--- What you should do ---
Read the listing and extract each line that includes the word "以Na₂CO₃计".

─── Stored records

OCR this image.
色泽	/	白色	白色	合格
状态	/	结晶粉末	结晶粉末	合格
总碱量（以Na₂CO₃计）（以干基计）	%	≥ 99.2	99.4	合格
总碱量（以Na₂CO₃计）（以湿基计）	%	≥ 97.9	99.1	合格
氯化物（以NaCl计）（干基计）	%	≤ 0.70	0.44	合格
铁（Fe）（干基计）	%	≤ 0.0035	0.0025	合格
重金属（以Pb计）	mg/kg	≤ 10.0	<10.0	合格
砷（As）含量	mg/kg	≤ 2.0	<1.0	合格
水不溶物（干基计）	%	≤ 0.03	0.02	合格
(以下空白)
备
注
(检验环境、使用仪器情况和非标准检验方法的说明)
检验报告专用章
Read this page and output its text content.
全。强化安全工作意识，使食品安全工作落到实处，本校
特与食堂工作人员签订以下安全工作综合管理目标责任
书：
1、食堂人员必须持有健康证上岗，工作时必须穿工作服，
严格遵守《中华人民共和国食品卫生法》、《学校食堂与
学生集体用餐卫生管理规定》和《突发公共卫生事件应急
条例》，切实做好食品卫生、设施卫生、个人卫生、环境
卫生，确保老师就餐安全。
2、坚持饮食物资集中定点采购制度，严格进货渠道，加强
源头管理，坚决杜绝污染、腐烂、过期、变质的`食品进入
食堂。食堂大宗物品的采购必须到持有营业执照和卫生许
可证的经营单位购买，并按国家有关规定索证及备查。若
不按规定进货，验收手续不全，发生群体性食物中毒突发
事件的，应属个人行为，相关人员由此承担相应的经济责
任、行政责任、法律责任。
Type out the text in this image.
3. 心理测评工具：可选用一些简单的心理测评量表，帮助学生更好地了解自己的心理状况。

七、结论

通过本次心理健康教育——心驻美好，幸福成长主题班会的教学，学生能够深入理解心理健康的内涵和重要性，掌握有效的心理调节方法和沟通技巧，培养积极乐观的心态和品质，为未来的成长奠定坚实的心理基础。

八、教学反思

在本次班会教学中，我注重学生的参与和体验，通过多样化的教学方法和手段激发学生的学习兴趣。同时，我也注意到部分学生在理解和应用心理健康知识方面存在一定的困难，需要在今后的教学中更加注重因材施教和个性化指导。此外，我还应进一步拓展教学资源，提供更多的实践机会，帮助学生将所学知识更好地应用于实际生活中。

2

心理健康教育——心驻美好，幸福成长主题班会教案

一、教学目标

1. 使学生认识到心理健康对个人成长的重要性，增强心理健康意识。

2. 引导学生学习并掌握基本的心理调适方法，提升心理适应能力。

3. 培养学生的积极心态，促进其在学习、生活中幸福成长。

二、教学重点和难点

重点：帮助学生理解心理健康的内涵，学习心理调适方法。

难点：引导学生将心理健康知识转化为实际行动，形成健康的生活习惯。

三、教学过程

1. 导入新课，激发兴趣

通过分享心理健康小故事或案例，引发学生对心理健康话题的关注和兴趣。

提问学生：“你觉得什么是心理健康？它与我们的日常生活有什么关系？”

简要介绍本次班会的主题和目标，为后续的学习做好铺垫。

──────

--- The result ---
总碱量（以Na₂CO₃计）（以干基计）	%	≥ 99.2	99.4	合格
总碱量（以Na₂CO₃计）（以湿基计）	%	≥ 97.9	99.1	合格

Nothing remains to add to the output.